Problem description: Print every record below exactly as written.

Records for this task:
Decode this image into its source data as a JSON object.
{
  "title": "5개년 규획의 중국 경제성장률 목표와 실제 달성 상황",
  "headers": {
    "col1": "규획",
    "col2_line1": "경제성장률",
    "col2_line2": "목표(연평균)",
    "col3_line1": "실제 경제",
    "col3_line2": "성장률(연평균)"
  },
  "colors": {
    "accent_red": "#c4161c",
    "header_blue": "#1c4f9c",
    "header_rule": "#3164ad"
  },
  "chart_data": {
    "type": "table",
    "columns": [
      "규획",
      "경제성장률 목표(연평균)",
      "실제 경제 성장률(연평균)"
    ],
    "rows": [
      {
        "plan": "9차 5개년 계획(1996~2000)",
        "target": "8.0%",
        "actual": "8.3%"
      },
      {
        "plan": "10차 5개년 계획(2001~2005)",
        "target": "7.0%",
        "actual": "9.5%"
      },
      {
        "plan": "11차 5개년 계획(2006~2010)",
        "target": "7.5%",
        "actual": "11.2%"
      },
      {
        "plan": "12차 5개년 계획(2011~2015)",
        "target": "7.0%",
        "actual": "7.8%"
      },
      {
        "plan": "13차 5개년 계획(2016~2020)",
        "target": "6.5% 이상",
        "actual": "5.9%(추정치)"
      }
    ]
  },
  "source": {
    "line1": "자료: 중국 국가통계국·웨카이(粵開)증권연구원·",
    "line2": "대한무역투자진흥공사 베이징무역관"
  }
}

The response:
Decode this image into its source data as a JSON object.
{
  "title": "5개년 규획의 중국 경제성장률 목표와 실제 달성 상황",
  "headers": {
    "col1": "규획",
    "col2_line1": "경제성장률",
    "col2_line2": "목표(연평균)",
    "col3_line1": "실제 경제",
    "col3_line2": "성장률(연평균)"
  },
  "colors": {
    "accent_red": "#c4161c",
    "header_blue": "#1c4f9c",
    "header_rule": "#3164ad"
  },
  "chart_data": {
    "type": "table",
    "columns": [
      "규획",
      "경제성장률 목표(연평균)",
      "실제 경제 성장률(연평균)"
    ],
    "rows": [
      {
        "plan": "9차 5개년 계획(1996~2000)",
        "target": "8.0%",
        "actual": "8.3%"
      },
      {
        "plan": "10차 5개년 계획(2001~2005)",
        "target": "7.0%",
        "actual": "9.5%"
      },
      {
        "plan": "11차 5개년 계획(2006~2010)",
        "target": "7.5%",
        "actual": "11.2%"
      },
      {
        "plan": "12차 5개년 계획(2011~2015)",
        "target": "7.0%",
        "actual": "7.8%"
      },
      {
        "plan": "13차 5개년 계획(2016~2020)",
        "target": "6.5% 이상",
        "actual": "5.9%(추정치)"
      }
    ]
  },
  "source": {
    "line1": "자료: 중국 국가통계국·웨카이(粵開)증권연구원·",
    "line2": "대한무역투자진흥공사 베이징무역관"
  }
}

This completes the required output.